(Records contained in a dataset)
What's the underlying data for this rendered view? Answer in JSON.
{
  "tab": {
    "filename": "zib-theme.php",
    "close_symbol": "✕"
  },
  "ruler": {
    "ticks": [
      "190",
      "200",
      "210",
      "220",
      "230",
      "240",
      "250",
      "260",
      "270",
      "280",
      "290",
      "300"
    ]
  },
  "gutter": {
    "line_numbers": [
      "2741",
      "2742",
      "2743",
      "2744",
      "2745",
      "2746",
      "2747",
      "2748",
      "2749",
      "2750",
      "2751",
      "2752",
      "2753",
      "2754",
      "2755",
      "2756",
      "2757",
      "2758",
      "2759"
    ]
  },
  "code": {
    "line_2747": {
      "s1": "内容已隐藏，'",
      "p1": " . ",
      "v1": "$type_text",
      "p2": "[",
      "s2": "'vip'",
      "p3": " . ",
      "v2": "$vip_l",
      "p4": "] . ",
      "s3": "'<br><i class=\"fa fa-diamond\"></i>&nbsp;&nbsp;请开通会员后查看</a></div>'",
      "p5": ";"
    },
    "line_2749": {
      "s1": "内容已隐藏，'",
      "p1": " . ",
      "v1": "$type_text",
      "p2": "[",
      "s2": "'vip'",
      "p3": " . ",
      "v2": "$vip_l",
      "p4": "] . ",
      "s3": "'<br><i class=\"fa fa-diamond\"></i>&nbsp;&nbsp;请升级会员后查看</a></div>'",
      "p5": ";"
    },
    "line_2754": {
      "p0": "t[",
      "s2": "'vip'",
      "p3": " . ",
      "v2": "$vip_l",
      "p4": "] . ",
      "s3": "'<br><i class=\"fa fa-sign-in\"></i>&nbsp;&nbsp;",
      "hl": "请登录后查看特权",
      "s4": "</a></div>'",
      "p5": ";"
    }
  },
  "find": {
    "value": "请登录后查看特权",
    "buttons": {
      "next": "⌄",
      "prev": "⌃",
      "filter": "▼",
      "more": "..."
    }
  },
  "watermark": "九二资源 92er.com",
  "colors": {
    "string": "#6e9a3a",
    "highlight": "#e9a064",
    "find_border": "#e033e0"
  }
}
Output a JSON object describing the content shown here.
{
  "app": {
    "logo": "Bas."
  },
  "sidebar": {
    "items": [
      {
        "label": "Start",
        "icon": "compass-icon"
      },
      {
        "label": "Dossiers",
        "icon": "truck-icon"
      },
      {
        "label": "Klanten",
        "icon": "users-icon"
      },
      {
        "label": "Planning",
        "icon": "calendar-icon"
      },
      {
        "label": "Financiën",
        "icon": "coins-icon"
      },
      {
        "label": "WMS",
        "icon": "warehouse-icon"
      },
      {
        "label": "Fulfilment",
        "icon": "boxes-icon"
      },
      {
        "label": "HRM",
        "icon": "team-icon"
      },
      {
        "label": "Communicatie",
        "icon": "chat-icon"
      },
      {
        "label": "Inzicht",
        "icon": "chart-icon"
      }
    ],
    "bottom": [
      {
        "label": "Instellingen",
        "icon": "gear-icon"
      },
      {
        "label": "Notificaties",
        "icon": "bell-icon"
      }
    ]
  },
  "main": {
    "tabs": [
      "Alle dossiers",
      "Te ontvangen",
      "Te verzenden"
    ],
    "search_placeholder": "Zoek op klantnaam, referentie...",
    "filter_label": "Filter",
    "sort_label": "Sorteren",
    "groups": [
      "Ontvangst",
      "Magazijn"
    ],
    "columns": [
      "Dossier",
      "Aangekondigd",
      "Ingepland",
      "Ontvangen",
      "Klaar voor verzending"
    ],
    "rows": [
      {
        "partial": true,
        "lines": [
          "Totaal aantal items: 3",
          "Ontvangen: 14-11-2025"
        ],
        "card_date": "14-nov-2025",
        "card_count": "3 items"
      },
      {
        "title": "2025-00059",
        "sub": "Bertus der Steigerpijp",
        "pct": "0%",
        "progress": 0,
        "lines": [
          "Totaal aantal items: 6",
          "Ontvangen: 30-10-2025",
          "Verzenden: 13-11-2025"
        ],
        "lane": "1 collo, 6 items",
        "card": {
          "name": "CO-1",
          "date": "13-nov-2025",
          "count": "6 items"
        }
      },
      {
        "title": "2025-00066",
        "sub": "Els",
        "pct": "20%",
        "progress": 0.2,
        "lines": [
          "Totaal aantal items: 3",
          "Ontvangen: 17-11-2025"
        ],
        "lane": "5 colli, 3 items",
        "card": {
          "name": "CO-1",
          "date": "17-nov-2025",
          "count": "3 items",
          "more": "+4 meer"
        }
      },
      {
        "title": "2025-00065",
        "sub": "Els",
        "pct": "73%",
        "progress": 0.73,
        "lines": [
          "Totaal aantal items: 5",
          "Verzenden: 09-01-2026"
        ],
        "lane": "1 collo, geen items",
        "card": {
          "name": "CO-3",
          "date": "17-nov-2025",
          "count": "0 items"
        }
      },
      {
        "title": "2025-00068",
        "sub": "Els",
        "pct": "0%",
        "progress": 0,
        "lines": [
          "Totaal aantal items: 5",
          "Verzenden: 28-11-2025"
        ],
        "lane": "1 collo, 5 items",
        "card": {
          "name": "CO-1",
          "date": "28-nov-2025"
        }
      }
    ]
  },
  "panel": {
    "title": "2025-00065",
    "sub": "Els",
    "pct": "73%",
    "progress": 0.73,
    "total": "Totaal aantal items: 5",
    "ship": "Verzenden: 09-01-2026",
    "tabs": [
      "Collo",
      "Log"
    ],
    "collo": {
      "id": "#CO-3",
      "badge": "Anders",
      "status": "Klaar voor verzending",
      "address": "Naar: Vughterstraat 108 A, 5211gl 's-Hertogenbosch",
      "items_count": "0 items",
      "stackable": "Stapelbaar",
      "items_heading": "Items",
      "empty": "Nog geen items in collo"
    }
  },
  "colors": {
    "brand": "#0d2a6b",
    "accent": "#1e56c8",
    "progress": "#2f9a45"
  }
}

*Exercise prompt*
From the entries above, list each line with "JSON" in it.

*Task response*
What's the underlying data for this rendered view? Answer in JSON.
Output a JSON object describing the content shown here.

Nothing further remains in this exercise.